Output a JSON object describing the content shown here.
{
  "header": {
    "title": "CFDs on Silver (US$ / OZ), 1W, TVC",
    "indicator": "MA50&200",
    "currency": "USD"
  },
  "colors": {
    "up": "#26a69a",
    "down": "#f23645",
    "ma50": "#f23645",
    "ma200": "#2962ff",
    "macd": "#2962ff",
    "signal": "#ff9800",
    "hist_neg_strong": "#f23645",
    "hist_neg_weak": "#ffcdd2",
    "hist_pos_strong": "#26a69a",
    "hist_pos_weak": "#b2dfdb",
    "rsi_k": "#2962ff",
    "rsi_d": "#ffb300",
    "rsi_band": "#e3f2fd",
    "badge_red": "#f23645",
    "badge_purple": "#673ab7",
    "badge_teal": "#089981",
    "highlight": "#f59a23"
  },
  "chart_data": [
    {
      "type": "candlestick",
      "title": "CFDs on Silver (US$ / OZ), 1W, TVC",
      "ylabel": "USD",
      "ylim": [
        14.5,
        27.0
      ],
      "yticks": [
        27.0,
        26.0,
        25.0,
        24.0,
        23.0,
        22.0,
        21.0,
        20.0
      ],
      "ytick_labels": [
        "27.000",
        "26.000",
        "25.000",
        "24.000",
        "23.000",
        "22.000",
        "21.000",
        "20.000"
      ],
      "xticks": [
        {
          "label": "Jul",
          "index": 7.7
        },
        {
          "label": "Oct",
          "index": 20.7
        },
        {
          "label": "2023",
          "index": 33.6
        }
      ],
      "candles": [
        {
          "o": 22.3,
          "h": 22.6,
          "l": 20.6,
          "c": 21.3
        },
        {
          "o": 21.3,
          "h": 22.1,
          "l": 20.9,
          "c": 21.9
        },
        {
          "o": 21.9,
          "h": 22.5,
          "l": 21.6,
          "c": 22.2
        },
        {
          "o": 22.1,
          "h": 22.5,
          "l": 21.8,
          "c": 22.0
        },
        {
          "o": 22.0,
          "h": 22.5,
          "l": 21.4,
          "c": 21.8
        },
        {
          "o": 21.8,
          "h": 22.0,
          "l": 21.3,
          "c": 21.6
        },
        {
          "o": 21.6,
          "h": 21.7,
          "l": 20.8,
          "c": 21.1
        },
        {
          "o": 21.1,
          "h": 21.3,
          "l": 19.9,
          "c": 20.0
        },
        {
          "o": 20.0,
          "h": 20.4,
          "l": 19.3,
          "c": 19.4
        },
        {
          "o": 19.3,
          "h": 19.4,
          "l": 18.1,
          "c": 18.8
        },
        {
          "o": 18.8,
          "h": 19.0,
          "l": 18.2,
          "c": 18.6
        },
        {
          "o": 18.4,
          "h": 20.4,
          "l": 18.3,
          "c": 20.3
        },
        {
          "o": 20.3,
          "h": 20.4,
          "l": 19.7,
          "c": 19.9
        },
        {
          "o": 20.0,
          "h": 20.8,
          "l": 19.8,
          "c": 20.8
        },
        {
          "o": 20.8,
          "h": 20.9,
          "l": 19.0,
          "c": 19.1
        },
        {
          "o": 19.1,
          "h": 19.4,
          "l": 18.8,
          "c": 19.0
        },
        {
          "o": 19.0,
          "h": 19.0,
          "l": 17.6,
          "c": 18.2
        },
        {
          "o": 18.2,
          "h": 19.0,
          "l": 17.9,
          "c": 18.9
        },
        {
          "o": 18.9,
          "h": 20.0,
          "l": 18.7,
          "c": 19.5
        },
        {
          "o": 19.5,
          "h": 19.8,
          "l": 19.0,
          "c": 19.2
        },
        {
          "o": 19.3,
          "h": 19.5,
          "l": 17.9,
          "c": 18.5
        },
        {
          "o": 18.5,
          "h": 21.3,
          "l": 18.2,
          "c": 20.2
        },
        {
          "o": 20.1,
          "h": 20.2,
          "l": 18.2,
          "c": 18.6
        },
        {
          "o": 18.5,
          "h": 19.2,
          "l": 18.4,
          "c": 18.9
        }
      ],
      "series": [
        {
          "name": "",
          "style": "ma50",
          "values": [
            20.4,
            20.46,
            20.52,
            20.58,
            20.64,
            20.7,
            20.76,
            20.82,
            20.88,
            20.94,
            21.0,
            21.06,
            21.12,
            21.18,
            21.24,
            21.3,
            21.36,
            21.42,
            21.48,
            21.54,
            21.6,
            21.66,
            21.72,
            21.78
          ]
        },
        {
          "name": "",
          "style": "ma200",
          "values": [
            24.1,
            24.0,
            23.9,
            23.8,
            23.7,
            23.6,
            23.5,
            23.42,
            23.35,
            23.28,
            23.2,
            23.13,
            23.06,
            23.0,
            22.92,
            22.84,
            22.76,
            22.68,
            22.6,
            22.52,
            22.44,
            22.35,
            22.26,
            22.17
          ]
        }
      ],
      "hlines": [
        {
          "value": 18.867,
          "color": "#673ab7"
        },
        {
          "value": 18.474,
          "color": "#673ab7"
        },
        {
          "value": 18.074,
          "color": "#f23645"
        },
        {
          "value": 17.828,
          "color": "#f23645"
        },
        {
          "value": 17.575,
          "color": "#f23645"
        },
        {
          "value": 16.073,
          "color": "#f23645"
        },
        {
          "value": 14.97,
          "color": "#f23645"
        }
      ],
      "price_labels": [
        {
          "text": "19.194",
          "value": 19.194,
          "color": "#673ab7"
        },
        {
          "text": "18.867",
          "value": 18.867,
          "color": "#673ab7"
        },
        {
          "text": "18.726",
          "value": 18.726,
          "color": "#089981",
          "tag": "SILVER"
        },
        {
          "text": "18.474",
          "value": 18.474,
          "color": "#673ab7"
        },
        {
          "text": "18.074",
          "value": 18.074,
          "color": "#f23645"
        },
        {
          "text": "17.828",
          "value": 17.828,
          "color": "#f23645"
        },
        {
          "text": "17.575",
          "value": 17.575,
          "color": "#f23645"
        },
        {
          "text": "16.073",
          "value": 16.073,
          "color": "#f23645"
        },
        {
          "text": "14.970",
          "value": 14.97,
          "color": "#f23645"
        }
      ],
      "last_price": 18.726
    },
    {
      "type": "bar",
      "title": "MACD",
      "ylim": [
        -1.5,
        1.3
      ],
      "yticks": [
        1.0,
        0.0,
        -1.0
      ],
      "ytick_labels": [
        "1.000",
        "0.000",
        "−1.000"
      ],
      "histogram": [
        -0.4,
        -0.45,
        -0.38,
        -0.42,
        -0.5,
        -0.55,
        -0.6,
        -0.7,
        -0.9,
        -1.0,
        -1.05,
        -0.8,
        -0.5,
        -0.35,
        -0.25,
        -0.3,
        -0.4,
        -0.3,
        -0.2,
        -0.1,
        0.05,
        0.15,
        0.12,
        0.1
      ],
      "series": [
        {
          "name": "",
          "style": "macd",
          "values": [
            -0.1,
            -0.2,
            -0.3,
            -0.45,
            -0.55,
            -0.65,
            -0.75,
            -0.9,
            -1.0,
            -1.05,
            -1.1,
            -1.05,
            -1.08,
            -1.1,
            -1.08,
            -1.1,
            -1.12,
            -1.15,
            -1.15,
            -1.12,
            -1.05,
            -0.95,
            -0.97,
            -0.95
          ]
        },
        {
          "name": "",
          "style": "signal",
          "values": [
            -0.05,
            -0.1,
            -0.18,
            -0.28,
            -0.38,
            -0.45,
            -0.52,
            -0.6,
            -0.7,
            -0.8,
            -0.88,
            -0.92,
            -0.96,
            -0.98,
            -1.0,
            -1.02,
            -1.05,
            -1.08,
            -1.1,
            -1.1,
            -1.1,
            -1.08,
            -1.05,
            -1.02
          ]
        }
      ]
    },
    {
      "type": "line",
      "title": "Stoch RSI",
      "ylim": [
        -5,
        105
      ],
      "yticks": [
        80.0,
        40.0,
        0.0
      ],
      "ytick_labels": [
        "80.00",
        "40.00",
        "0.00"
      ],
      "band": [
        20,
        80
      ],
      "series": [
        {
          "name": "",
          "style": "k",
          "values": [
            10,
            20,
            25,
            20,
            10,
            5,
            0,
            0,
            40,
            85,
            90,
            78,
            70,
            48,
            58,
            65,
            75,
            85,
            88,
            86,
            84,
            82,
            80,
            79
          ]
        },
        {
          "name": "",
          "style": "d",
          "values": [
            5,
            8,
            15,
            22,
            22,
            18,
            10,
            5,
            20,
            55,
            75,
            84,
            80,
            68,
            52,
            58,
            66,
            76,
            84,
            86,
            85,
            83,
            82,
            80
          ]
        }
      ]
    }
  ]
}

● ● ● ● ● ● ●

Provide only the number of lines in the records containing the string "CFDs".

2